══ Task data ══

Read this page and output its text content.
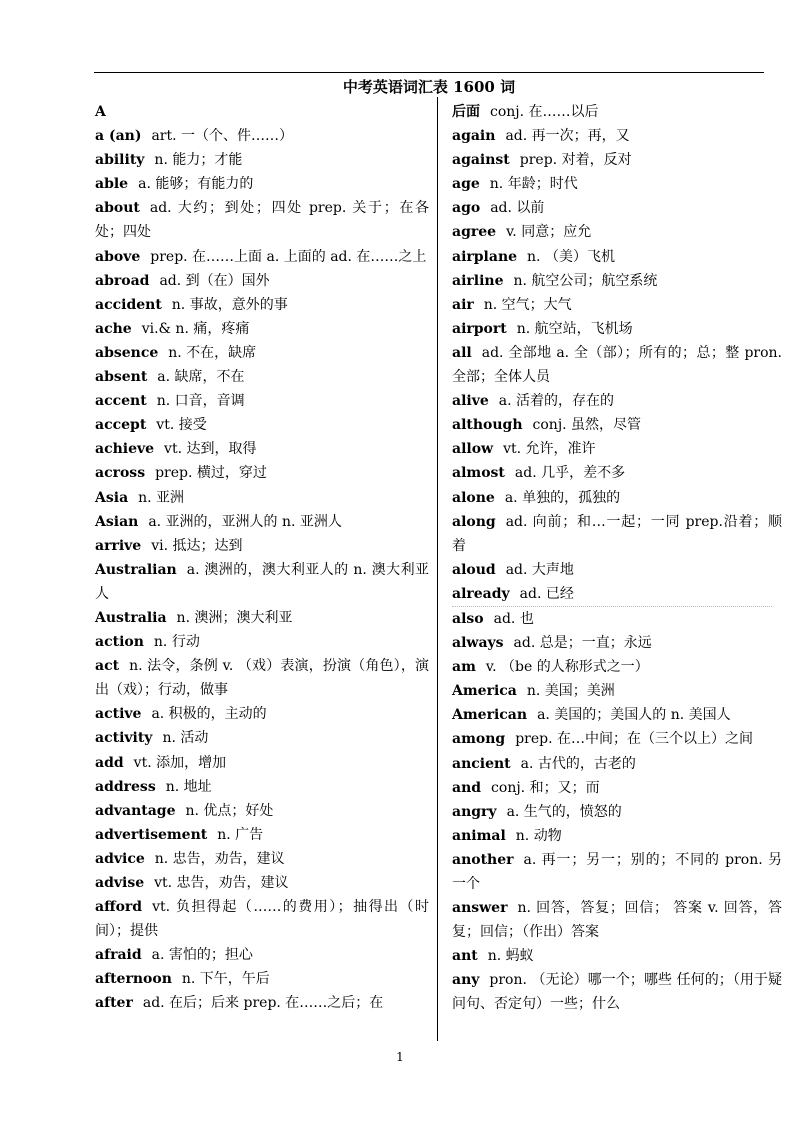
中考英语词汇表 1600 词

A

a (an) art. 一（个、件……）

ability n. 能力；才能

able a. 能够；有能力的

about ad. 大约；到处；四处 prep. 关于；在各处；四处

above prep. 在……上面 a. 上面的 ad. 在……之上

abroad ad. 到（在）国外

accident n. 事故，意外的事

ache vi.& n. 痛，疼痛

absence n. 不在，缺席

absent a. 缺席，不在

accent n. 口音，音调

accept vt. 接受

achieve vt. 达到，取得

across prep. 横过，穿过

Asia n. 亚洲

Asian a. 亚洲的，亚洲人的 n. 亚洲人

arrive vi. 抵达；达到

Australian a. 澳洲的，澳大利亚人的 n. 澳大利亚人

Australia n. 澳洲；澳大利亚

action n. 行动

act n. 法令，条例 v. （戏）表演，扮演（角色），演出（戏）；行动，做事

active a. 积极的，主动的

activity n. 活动

add vt. 添加，增加

address n. 地址

advantage n. 优点；好处

advertisement n. 广告

advice n. 忠告，劝告，建议

advise vt. 忠告，劝告，建议

afford vt. 负担得起（……的费用）；抽得出（时间）；提供

afraid a. 害怕的；担心

afternoon n. 下午，午后

after ad. 在后；后来 prep. 在……之后；在

后面 conj. 在……以后

again ad. 再一次；再，又

against prep. 对着，反对

age n. 年龄；时代

ago ad. 以前

agree v. 同意；应允

airplane n. （美）飞机

airline n. 航空公司；航空系统

air n. 空气；大气

airport n. 航空站，飞机场

all ad. 全部地 a. 全（部）；所有的；总；整 pron. 全部；全体人员

alive a. 活着的，存在的

although conj. 虽然，尽管

allow vt. 允许，准许

almost ad. 几乎，差不多

alone a. 单独的，孤独的

along ad. 向前；和…一起；一同 prep.沿着；顺着

aloud ad. 大声地

already ad. 已经

also ad. 也

always ad. 总是；一直；永远

am v. （be 的人称形式之一）

America n. 美国；美洲

American a. 美国的；美国人的 n. 美国人

among prep. 在…中间；在（三个以上）之间

ancient a. 古代的，古老的

and conj. 和；又；而

angry a. 生气的，愤怒的

animal n. 动物

another a. 再一；另一；别的；不同的 pron. 另一个

answer n. 回答，答复；回信； 答案 v. 回答，答复；回信；（作出）答案

ant n. 蚂蚁

any pron. （无论）哪一个；哪些 任何的；（用于疑问句、否定句）一些；什么

1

═══

*Exercise description*: Keep every word of the data as it is when you write it out, but drop the pictures.

*Response*:
Read this page and output its text content.
中考英语词汇表 1600 词

A

a (an) art. 一（个、件……）

ability n. 能力；才能

able a. 能够；有能力的

about ad. 大约；到处；四处 prep. 关于；在各处；四处

above prep. 在……上面 a. 上面的 ad. 在……之上

abroad ad. 到（在）国外

accident n. 事故，意外的事

ache vi.& n. 痛，疼痛

absence n. 不在，缺席

absent a. 缺席，不在

accent n. 口音，音调

accept vt. 接受

achieve vt. 达到，取得

across prep. 横过，穿过

Asia n. 亚洲

Asian a. 亚洲的，亚洲人的 n. 亚洲人

arrive vi. 抵达；达到

Australian a. 澳洲的，澳大利亚人的 n. 澳大利亚人

Australia n. 澳洲；澳大利亚

action n. 行动

act n. 法令，条例 v. （戏）表演，扮演（角色），演出（戏）；行动，做事

active a. 积极的，主动的

activity n. 活动

add vt. 添加，增加

address n. 地址

advantage n. 优点；好处

advertisement n. 广告

advice n. 忠告，劝告，建议

advise vt. 忠告，劝告，建议

afford vt. 负担得起（……的费用）；抽得出（时间）；提供

afraid a. 害怕的；担心

afternoon n. 下午，午后

after ad. 在后；后来 prep. 在……之后；在

后面 conj. 在……以后

again ad. 再一次；再，又

against prep. 对着，反对

age n. 年龄；时代

ago ad. 以前

agree v. 同意；应允

airplane n. （美）飞机

airline n. 航空公司；航空系统

air n. 空气；大气

airport n. 航空站，飞机场

all ad. 全部地 a. 全（部）；所有的；总；整 pron. 全部；全体人员

alive a. 活着的，存在的

although conj. 虽然，尽管

allow vt. 允许，准许

almost ad. 几乎，差不多

alone a. 单独的，孤独的

along ad. 向前；和…一起；一同 prep.沿着；顺着

aloud ad. 大声地

already ad. 已经

also ad. 也

always ad. 总是；一直；永远

am v. （be 的人称形式之一）

America n. 美国；美洲

American a. 美国的；美国人的 n. 美国人

among prep. 在…中间；在（三个以上）之间

ancient a. 古代的，古老的

and conj. 和；又；而

angry a. 生气的，愤怒的

animal n. 动物

another a. 再一；另一；别的；不同的 pron. 另一个

answer n. 回答，答复；回信； 答案 v. 回答，答复；回信；（作出）答案

ant n. 蚂蚁

any pron. （无论）哪一个；哪些 任何的；（用于疑问句、否定句）一些；什么

1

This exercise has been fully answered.